■ **Task description**
Copy out the listing that follows exactly, dropping every picture.

■ **Raw records**
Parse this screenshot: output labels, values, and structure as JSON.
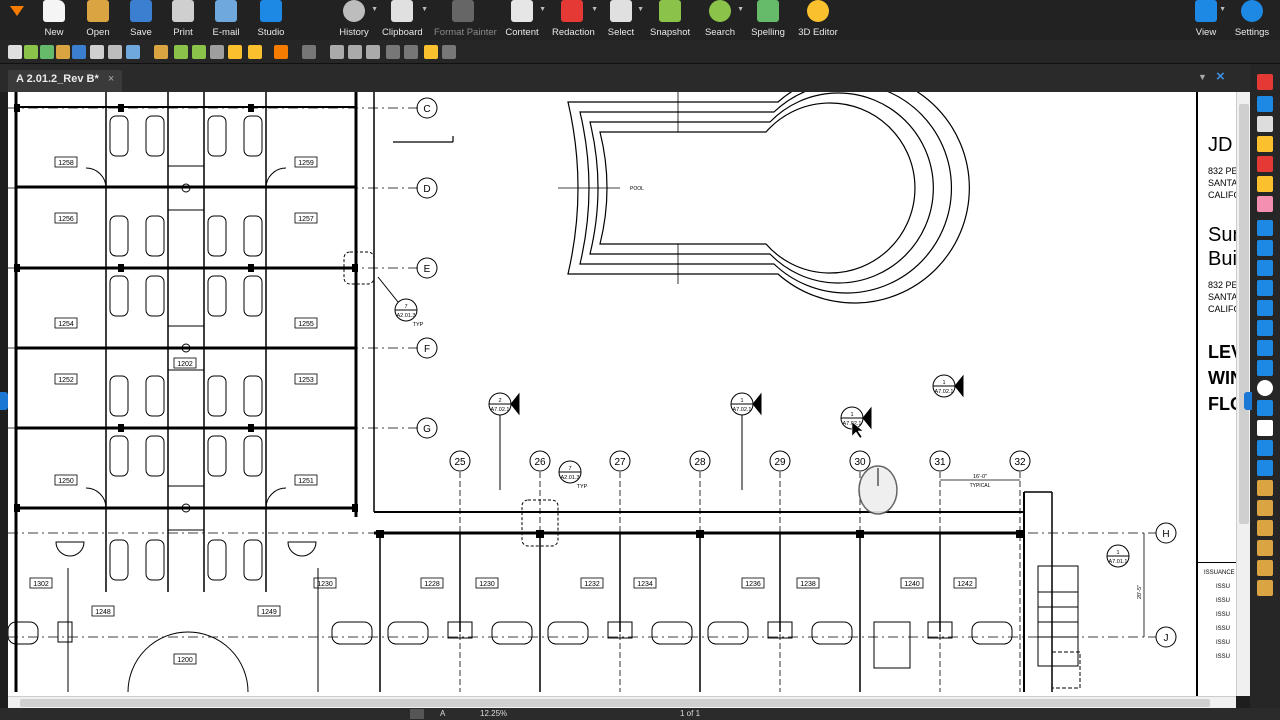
{
  "ribbon": {
    "buttons": [
      {
        "name": "new",
        "label": "New",
        "color": "#f0c040"
      },
      {
        "name": "open",
        "label": "Open",
        "color": "#d9a441"
      },
      {
        "name": "save",
        "label": "Save",
        "color": "#3a7fd0"
      },
      {
        "name": "print",
        "label": "Print",
        "color": "#cfcfcf"
      },
      {
        "name": "email",
        "label": "E-mail",
        "color": "#6fa8dc"
      },
      {
        "name": "studio",
        "label": "Studio",
        "color": "#1e88e5"
      },
      {
        "name": "history",
        "label": "History",
        "color": "#bdbdbd"
      },
      {
        "name": "clipboard",
        "label": "Clipboard",
        "color": "#e0e0e0"
      },
      {
        "name": "format-painter",
        "label": "Format Painter",
        "color": "#777"
      },
      {
        "name": "content",
        "label": "Content",
        "color": "#e6e6e6"
      },
      {
        "name": "redaction",
        "label": "Redaction",
        "color": "#e53935"
      },
      {
        "name": "select",
        "label": "Select",
        "color": "#e0e0e0"
      },
      {
        "name": "snapshot",
        "label": "Snapshot",
        "color": "#8bc34a"
      },
      {
        "name": "search",
        "label": "Search",
        "color": "#8bc34a"
      },
      {
        "name": "spelling",
        "label": "Spelling",
        "color": "#66bb6a"
      },
      {
        "name": "3d-editor",
        "label": "3D Editor",
        "color": "#fbc02d"
      },
      {
        "name": "view",
        "label": "View",
        "color": "#1e88e5"
      },
      {
        "name": "settings",
        "label": "Settings",
        "color": "#1e88e5"
      }
    ]
  },
  "document_tab": {
    "title": "A 2.01.2_Rev B*",
    "close": "×"
  },
  "window_controls": {
    "close": "×"
  },
  "drawing": {
    "grid_rows": [
      "C",
      "D",
      "E",
      "F",
      "G",
      "H",
      "J"
    ],
    "grid_cols": [
      "25",
      "26",
      "27",
      "28",
      "29",
      "30",
      "31",
      "32"
    ],
    "rooms_left": [
      "1258",
      "1259",
      "1256",
      "1257",
      "1254",
      "1255",
      "1252",
      "1253",
      "1250",
      "1251"
    ],
    "rooms_center": [
      "1202",
      "1200"
    ],
    "rooms_bottom": [
      "1302",
      "1248",
      "1249",
      "1230",
      "1228",
      "1230",
      "1232",
      "1234",
      "1236",
      "1238",
      "1240",
      "1242"
    ],
    "pool_label": "POOL",
    "section_refs": [
      {
        "num": "7",
        "sheet": "A2.01.3",
        "note": "TYP"
      },
      {
        "num": "2",
        "sheet": "A7.02.1"
      },
      {
        "num": "1",
        "sheet": "A7.02.1"
      },
      {
        "num": "1",
        "sheet": "A7.02.1"
      },
      {
        "num": "1",
        "sheet": "A7.02.1"
      },
      {
        "num": "7",
        "sheet": "A2.01.3",
        "note": "TYP"
      },
      {
        "num": "1",
        "sheet": "A7.01.1"
      }
    ],
    "dimension": {
      "text": "16'-0\"",
      "note": "TYPICAL"
    },
    "side_dim": "20'-5\""
  },
  "title_block": {
    "firm": "JD I",
    "address_lines": [
      "832 PE",
      "SANTA",
      "CALIFO"
    ],
    "project": [
      "Sun",
      "Buil"
    ],
    "project_address": [
      "832 PE",
      "SANTA",
      "CALIFO"
    ],
    "sheet_title": [
      "LEV",
      "WIN",
      "FLO"
    ],
    "issuance_header": "ISSUANCE",
    "issuance_rows": [
      "ISSU",
      "ISSU",
      "ISSU",
      "ISSU",
      "ISSU",
      "ISSU"
    ]
  },
  "statusbar": {
    "zoom": "12.25%",
    "page": "1 of 1"
  }
}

■ **Result**
Parse this screenshot: output labels, values, and structure as JSON.
{
  "ribbon": {
    "buttons": [
      {
        "name": "new",
        "label": "New",
        "color": "#f0c040"
      },
      {
        "name": "open",
        "label": "Open",
        "color": "#d9a441"
      },
      {
        "name": "save",
        "label": "Save",
        "color": "#3a7fd0"
      },
      {
        "name": "print",
        "label": "Print",
        "color": "#cfcfcf"
      },
      {
        "name": "email",
        "label": "E-mail",
        "color": "#6fa8dc"
      },
      {
        "name": "studio",
        "label": "Studio",
        "color": "#1e88e5"
      },
      {
        "name": "history",
        "label": "History",
        "color": "#bdbdbd"
      },
      {
        "name": "clipboard",
        "label": "Clipboard",
        "color": "#e0e0e0"
      },
      {
        "name": "format-painter",
        "label": "Format Painter",
        "color": "#777"
      },
      {
        "name": "content",
        "label": "Content",
        "color": "#e6e6e6"
      },
      {
        "name": "redaction",
        "label": "Redaction",
        "color": "#e53935"
      },
      {
        "name": "select",
        "label": "Select",
        "color": "#e0e0e0"
      },
      {
        "name": "snapshot",
        "label": "Snapshot",
        "color": "#8bc34a"
      },
      {
        "name": "search",
        "label": "Search",
        "color": "#8bc34a"
      },
      {
        "name": "spelling",
        "label": "Spelling",
        "color": "#66bb6a"
      },
      {
        "name": "3d-editor",
        "label": "3D Editor",
        "color": "#fbc02d"
      },
      {
        "name": "view",
        "label": "View",
        "color": "#1e88e5"
      },
      {
        "name": "settings",
        "label": "Settings",
        "color": "#1e88e5"
      }
    ]
  },
  "document_tab": {
    "title": "A 2.01.2_Rev B*",
    "close": "×"
  },
  "window_controls": {
    "close": "×"
  },
  "drawing": {
    "grid_rows": [
      "C",
      "D",
      "E",
      "F",
      "G",
      "H",
      "J"
    ],
    "grid_cols": [
      "25",
      "26",
      "27",
      "28",
      "29",
      "30",
      "31",
      "32"
    ],
    "rooms_left": [
      "1258",
      "1259",
      "1256",
      "1257",
      "1254",
      "1255",
      "1252",
      "1253",
      "1250",
      "1251"
    ],
    "rooms_center": [
      "1202",
      "1200"
    ],
    "rooms_bottom": [
      "1302",
      "1248",
      "1249",
      "1230",
      "1228",
      "1230",
      "1232",
      "1234",
      "1236",
      "1238",
      "1240",
      "1242"
    ],
    "pool_label": "POOL",
    "section_refs": [
      {
        "num": "7",
        "sheet": "A2.01.3",
        "note": "TYP"
      },
      {
        "num": "2",
        "sheet": "A7.02.1"
      },
      {
        "num": "1",
        "sheet": "A7.02.1"
      },
      {
        "num": "1",
        "sheet": "A7.02.1"
      },
      {
        "num": "1",
        "sheet": "A7.02.1"
      },
      {
        "num": "7",
        "sheet": "A2.01.3",
        "note": "TYP"
      },
      {
        "num": "1",
        "sheet": "A7.01.1"
      }
    ],
    "dimension": {
      "text": "16'-0\"",
      "note": "TYPICAL"
    },
    "side_dim": "20'-5\""
  },
  "title_block": {
    "firm": "JD I",
    "address_lines": [
      "832 PE",
      "SANTA",
      "CALIFO"
    ],
    "project": [
      "Sun",
      "Buil"
    ],
    "project_address": [
      "832 PE",
      "SANTA",
      "CALIFO"
    ],
    "sheet_title": [
      "LEV",
      "WIN",
      "FLO"
    ],
    "issuance_header": "ISSUANCE",
    "issuance_rows": [
      "ISSU",
      "ISSU",
      "ISSU",
      "ISSU",
      "ISSU",
      "ISSU"
    ]
  },
  "statusbar": {
    "zoom": "12.25%",
    "page": "1 of 1"
  }
}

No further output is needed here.